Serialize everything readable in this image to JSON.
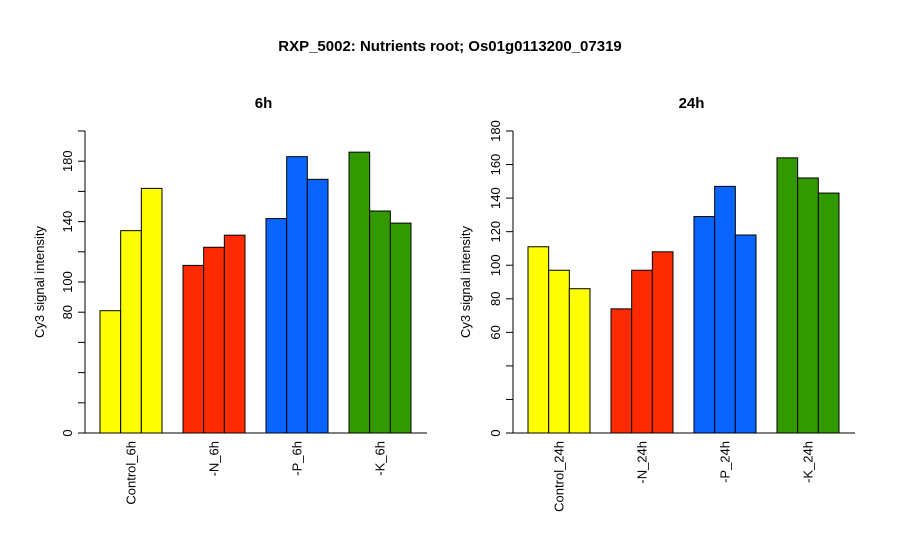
{
  "title": "RXP_5002: Nutrients root; Os01g0113200_07319",
  "chart_data": [
    {
      "type": "bar",
      "title": "6h",
      "ylabel": "Cy3 signal intensity",
      "ylim": [
        0,
        200
      ],
      "yticks": [
        "0",
        "80",
        "100",
        "140",
        "180"
      ],
      "yticks_values": [
        0,
        80,
        100,
        140,
        180
      ],
      "categories": [
        "Control_6h",
        "-N_6h",
        "-P_6h",
        "-K_6h"
      ],
      "colors": [
        "#ffff00",
        "#ff2a00",
        "#0a64ff",
        "#339900"
      ],
      "values": [
        [
          81,
          134,
          162
        ],
        [
          111,
          123,
          131
        ],
        [
          142,
          183,
          168
        ],
        [
          186,
          147,
          139
        ]
      ]
    },
    {
      "type": "bar",
      "title": "24h",
      "ylabel": "Cy3 signal intensity",
      "ylim": [
        0,
        180
      ],
      "yticks": [
        "0",
        "60",
        "80",
        "100",
        "120",
        "140",
        "160",
        "180"
      ],
      "yticks_values": [
        0,
        60,
        80,
        100,
        120,
        140,
        160,
        180
      ],
      "categories": [
        "Control_24h",
        "-N_24h",
        "-P_24h",
        "-K_24h"
      ],
      "colors": [
        "#ffff00",
        "#ff2a00",
        "#0a64ff",
        "#339900"
      ],
      "values": [
        [
          111,
          97,
          86
        ],
        [
          74,
          97,
          108
        ],
        [
          129,
          147,
          118
        ],
        [
          164,
          152,
          143
        ]
      ]
    }
  ]
}
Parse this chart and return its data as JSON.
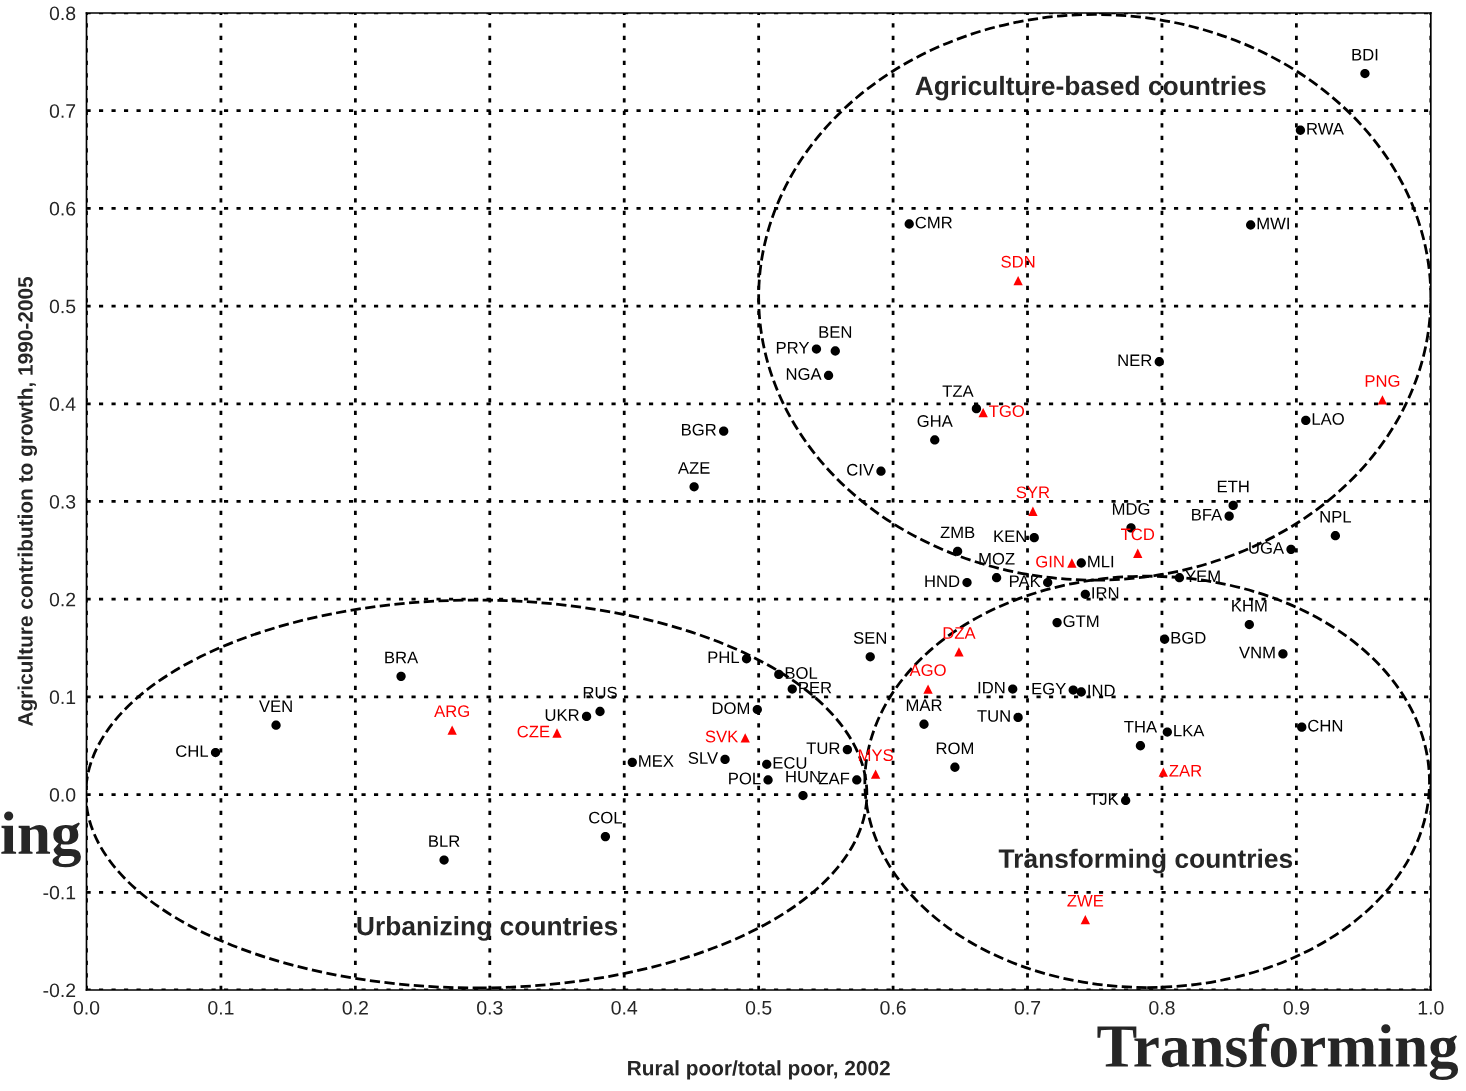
{
  "chart_data": {
    "type": "scatter",
    "xlabel": "Rural poor/total poor, 2002",
    "ylabel": "Agriculture contribution to growth, 1990-2005",
    "xlim": [
      0.0,
      1.0
    ],
    "ylim": [
      -0.2,
      0.8
    ],
    "xticks": [
      {
        "value": 0.0,
        "label": "0.0"
      },
      0.1,
      0.2,
      0.3,
      0.4,
      0.5,
      0.6,
      0.7,
      0.8,
      0.9,
      {
        "value": 1.0,
        "label": "1.0"
      }
    ],
    "yticks": [
      -0.2,
      -0.1,
      {
        "value": 0.0,
        "label": "0.0"
      },
      0.1,
      0.2,
      0.3,
      0.4,
      0.5,
      0.6,
      0.7,
      0.8
    ],
    "grid": true,
    "series": [
      {
        "color": "#000000",
        "marker": "circle",
        "x": [
          0.951,
          0.903,
          0.866,
          0.612,
          0.543,
          0.557,
          0.552,
          0.798,
          0.907,
          0.662,
          0.631,
          0.474,
          0.452,
          0.591,
          0.853,
          0.85,
          0.777,
          0.929,
          0.705,
          0.896,
          0.74,
          0.648,
          0.677,
          0.655,
          0.715,
          0.813,
          0.743,
          0.865,
          0.722,
          0.802,
          0.89,
          0.583,
          0.491,
          0.515,
          0.525,
          0.234,
          0.382,
          0.372,
          0.499,
          0.689,
          0.734,
          0.74,
          0.623,
          0.693,
          0.904,
          0.804,
          0.784,
          0.141,
          0.096,
          0.406,
          0.475,
          0.506,
          0.566,
          0.573,
          0.507,
          0.533,
          0.646,
          0.773,
          0.386,
          0.266
        ],
        "values": [
          0.738,
          0.68,
          0.583,
          0.584,
          0.456,
          0.454,
          0.429,
          0.443,
          0.383,
          0.395,
          0.363,
          0.372,
          0.315,
          0.331,
          0.296,
          0.285,
          0.273,
          0.265,
          0.263,
          0.251,
          0.237,
          0.249,
          0.222,
          0.217,
          0.217,
          0.222,
          0.205,
          0.174,
          0.176,
          0.159,
          0.144,
          0.141,
          0.139,
          0.123,
          0.108,
          0.121,
          0.085,
          0.08,
          0.087,
          0.108,
          0.107,
          0.105,
          0.072,
          0.079,
          0.069,
          0.064,
          0.05,
          0.071,
          0.043,
          0.033,
          0.036,
          0.031,
          0.046,
          0.015,
          0.015,
          -0.001,
          0.028,
          -0.006,
          -0.043,
          -0.067
        ],
        "value_labels": [
          "BDI",
          "RWA",
          "MWI",
          "CMR",
          "PRY",
          "BEN",
          "NGA",
          "NER",
          "LAO",
          "TZA",
          "GHA",
          "BGR",
          "AZE",
          "CIV",
          "ETH",
          "BFA",
          "MDG",
          "NPL",
          "KEN",
          "UGA",
          "MLI",
          "ZMB",
          "MOZ",
          "HND",
          "PAK",
          "YEM",
          "IRN",
          "KHM",
          "GTM",
          "BGD",
          "VNM",
          "SEN",
          "PHL",
          "BOL",
          "PER",
          "BRA",
          "RUS",
          "UKR",
          "DOM",
          "IDN",
          "EGY",
          "IND",
          "MAR",
          "TUN",
          "CHN",
          "LKA",
          "THA",
          "VEN",
          "CHL",
          "MEX",
          "SLV",
          "ECU",
          "TUR",
          "ZAF",
          "POL",
          "HUN",
          "ROM",
          "TJK",
          "COL",
          "BLR"
        ]
      },
      {
        "color": "#ff0000",
        "marker": "triangle",
        "x": [
          0.693,
          0.964,
          0.667,
          0.704,
          0.733,
          0.782,
          0.649,
          0.626,
          0.272,
          0.35,
          0.49,
          0.587,
          0.801,
          0.743
        ],
        "values": [
          0.526,
          0.404,
          0.391,
          0.29,
          0.237,
          0.247,
          0.146,
          0.108,
          0.066,
          0.063,
          0.058,
          0.021,
          0.023,
          -0.128
        ],
        "value_labels": [
          "SDN",
          "PNG",
          "TGO",
          "SYR",
          "GIN",
          "TCD",
          "DZA",
          "AGO",
          "ARG",
          "CZE",
          "SVK",
          "MYS",
          "ZAR",
          "ZWE"
        ]
      }
    ],
    "annotations": [
      "Agriculture-based countries",
      "Transforming countries",
      "Urbanizing countries",
      "ing",
      "Transforming"
    ]
  }
}
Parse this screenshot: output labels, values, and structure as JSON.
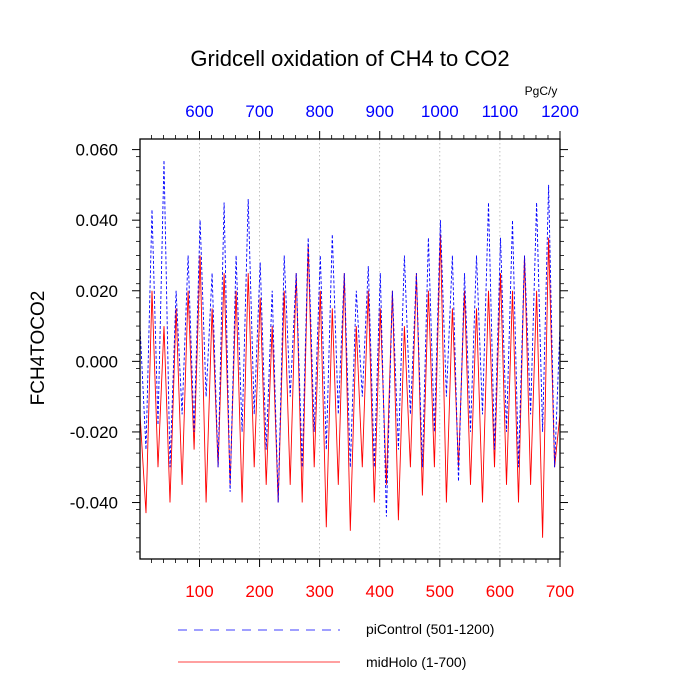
{
  "colors": {
    "top_axis": "#0000ff",
    "bottom_axis": "#ff0000",
    "picontrol_line": "#0000ff",
    "midholo_line": "#ff0000",
    "grid": "#999999",
    "axis": "#000000"
  },
  "chart_data": {
    "type": "line",
    "title": "Gridcell oxidation of CH4 to CO2",
    "units": "PgC/y",
    "ylabel": "FCH4TOCO2",
    "ylim": [
      -0.056,
      0.063
    ],
    "yticks": [
      "0.060",
      "0.040",
      "0.020",
      "0.000",
      "-0.020",
      "-0.040"
    ],
    "ytick_values": [
      0.06,
      0.04,
      0.02,
      0.0,
      -0.02,
      -0.04
    ],
    "x_bottom": {
      "range": [
        1,
        700
      ],
      "ticks": [
        "100",
        "200",
        "300",
        "400",
        "500",
        "600",
        "700"
      ],
      "tick_values": [
        100,
        200,
        300,
        400,
        500,
        600,
        700
      ]
    },
    "x_top": {
      "range": [
        501,
        1200
      ],
      "ticks": [
        "600",
        "700",
        "800",
        "900",
        "1000",
        "1100",
        "1200"
      ],
      "tick_values": [
        600,
        700,
        800,
        900,
        1000,
        1100,
        1200
      ]
    },
    "grid": "vertical dotted",
    "legend_position": "bottom",
    "series": [
      {
        "name": "piControl (501-1200)",
        "style": "dashed",
        "x": [
          1,
          11,
          21,
          31,
          41,
          51,
          61,
          71,
          81,
          91,
          101,
          111,
          121,
          131,
          141,
          151,
          161,
          171,
          181,
          191,
          201,
          211,
          221,
          231,
          241,
          251,
          261,
          271,
          281,
          291,
          301,
          311,
          321,
          331,
          341,
          351,
          361,
          371,
          381,
          391,
          401,
          411,
          421,
          431,
          441,
          451,
          461,
          471,
          481,
          491,
          501,
          511,
          521,
          531,
          541,
          551,
          561,
          571,
          581,
          591,
          601,
          611,
          621,
          631,
          641,
          651,
          661,
          671,
          681,
          691,
          700
        ],
        "values": [
          0.01,
          -0.025,
          0.043,
          -0.018,
          0.057,
          -0.03,
          0.02,
          -0.015,
          0.03,
          -0.02,
          0.04,
          -0.01,
          0.025,
          -0.03,
          0.045,
          -0.037,
          0.03,
          -0.02,
          0.046,
          -0.015,
          0.028,
          -0.025,
          0.02,
          -0.04,
          0.03,
          -0.01,
          0.025,
          -0.03,
          0.035,
          -0.02,
          0.03,
          -0.025,
          0.036,
          -0.015,
          0.025,
          -0.03,
          0.02,
          -0.01,
          0.027,
          -0.03,
          0.025,
          -0.044,
          0.02,
          -0.025,
          0.03,
          -0.015,
          0.025,
          -0.03,
          0.035,
          -0.02,
          0.04,
          -0.01,
          0.03,
          -0.034,
          0.025,
          -0.02,
          0.03,
          -0.015,
          0.045,
          -0.025,
          0.035,
          -0.02,
          0.04,
          -0.03,
          0.03,
          -0.015,
          0.045,
          -0.02,
          0.05,
          -0.03,
          0.01
        ]
      },
      {
        "name": "midHolo (1-700)",
        "style": "solid",
        "x": [
          1,
          11,
          21,
          31,
          41,
          51,
          61,
          71,
          81,
          91,
          101,
          111,
          121,
          131,
          141,
          151,
          161,
          171,
          181,
          191,
          201,
          211,
          221,
          231,
          241,
          251,
          261,
          271,
          281,
          291,
          301,
          311,
          321,
          331,
          341,
          351,
          361,
          371,
          381,
          391,
          401,
          411,
          421,
          431,
          441,
          451,
          461,
          471,
          481,
          491,
          501,
          511,
          521,
          531,
          541,
          551,
          561,
          571,
          581,
          591,
          601,
          611,
          621,
          631,
          641,
          651,
          661,
          671,
          681,
          691,
          700
        ],
        "values": [
          -0.015,
          -0.043,
          0.02,
          -0.03,
          0.01,
          -0.04,
          0.015,
          -0.035,
          0.02,
          -0.025,
          0.03,
          -0.04,
          0.015,
          -0.03,
          0.025,
          -0.035,
          0.02,
          -0.04,
          0.025,
          -0.03,
          0.018,
          -0.035,
          0.01,
          -0.04,
          0.02,
          -0.035,
          0.025,
          -0.04,
          0.033,
          -0.03,
          0.02,
          -0.047,
          0.015,
          -0.035,
          0.025,
          -0.048,
          0.01,
          -0.03,
          0.02,
          -0.04,
          0.015,
          -0.035,
          0.02,
          -0.045,
          0.01,
          -0.03,
          0.025,
          -0.038,
          0.02,
          -0.03,
          0.036,
          -0.04,
          0.015,
          -0.03,
          0.02,
          -0.035,
          0.015,
          -0.04,
          0.02,
          -0.03,
          0.025,
          -0.035,
          0.02,
          -0.04,
          0.03,
          -0.035,
          0.02,
          -0.05,
          0.035,
          -0.03,
          -0.015
        ]
      }
    ]
  }
}
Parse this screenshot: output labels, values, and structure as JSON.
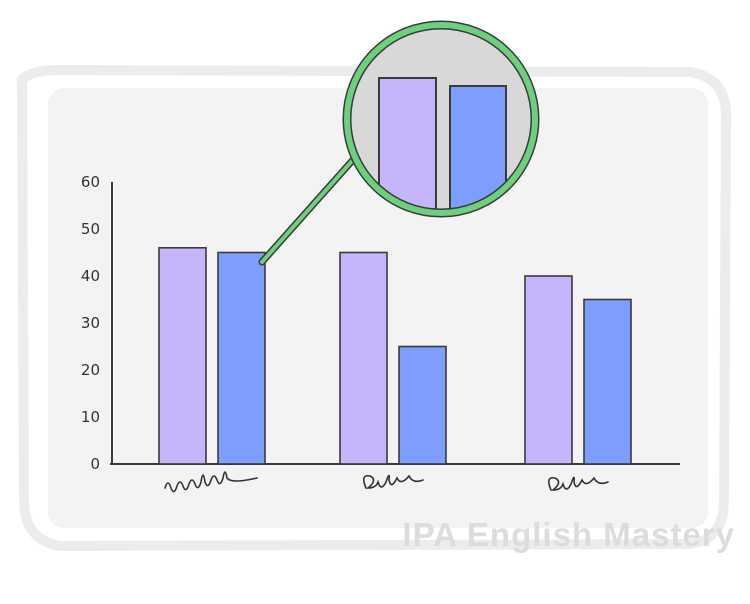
{
  "chart_data": {
    "type": "bar",
    "categories": [
      "",
      "",
      ""
    ],
    "series": [
      {
        "values": [
          46,
          45,
          40
        ],
        "color": "#c6b5fb"
      },
      {
        "values": [
          45,
          25,
          35
        ],
        "color": "#7d9efc"
      }
    ],
    "yticks": [
      0,
      10,
      20,
      30,
      40,
      50,
      60
    ],
    "ylim": [
      0,
      60
    ],
    "grid": false,
    "magnifier": {
      "focus": "category 1",
      "border_color": "#6cd07c"
    }
  },
  "watermark": "IPA English Mastery",
  "colors": {
    "background_panel": "#f3f3f3",
    "axis": "#3a3a3a",
    "magnifier_fill": "#d8d8d8"
  }
}
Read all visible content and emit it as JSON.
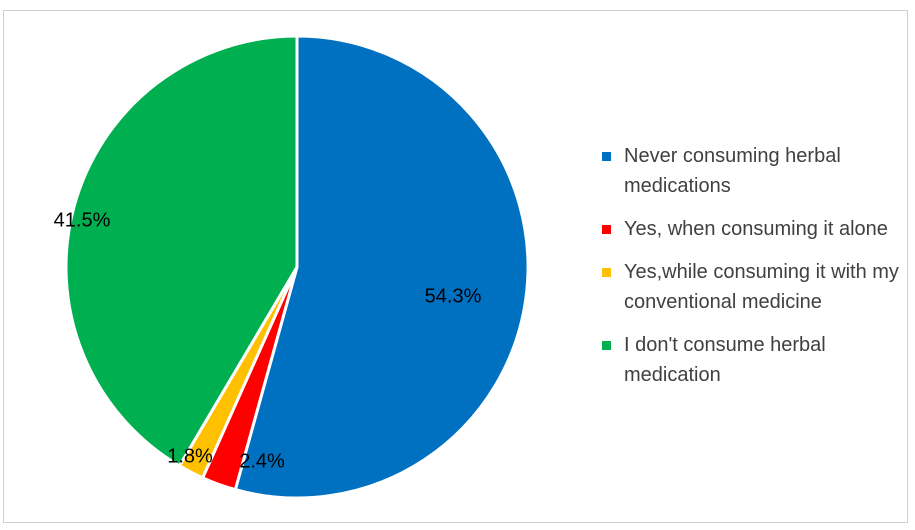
{
  "chart_data": {
    "type": "pie",
    "title": "",
    "slices": [
      {
        "label": "Never consuming herbal medications",
        "value": 54.3,
        "value_label": "54.3%",
        "color": "#0070C0"
      },
      {
        "label": "Yes, when consuming it alone",
        "value": 2.4,
        "value_label": "2.4%",
        "color": "#FF0000"
      },
      {
        "label": "Yes,while consuming it with my conventional medicine",
        "value": 1.8,
        "value_label": "1.8%",
        "color": "#FFC000"
      },
      {
        "label": "I don't consume herbal medication",
        "value": 41.5,
        "value_label": "41.5%",
        "color": "#00B050"
      }
    ],
    "legend_position": "right",
    "start_angle_direction": "clockwise-from-top"
  }
}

_____

**Exercise directions:**
Search the listing above for the string "consuming". Copy every line that contains it.

**Exercise answer:**
        "label": "Never consuming herbal medications",
        "label": "Yes, when consuming it alone",
        "label": "Yes,while consuming it with my conventional medicine",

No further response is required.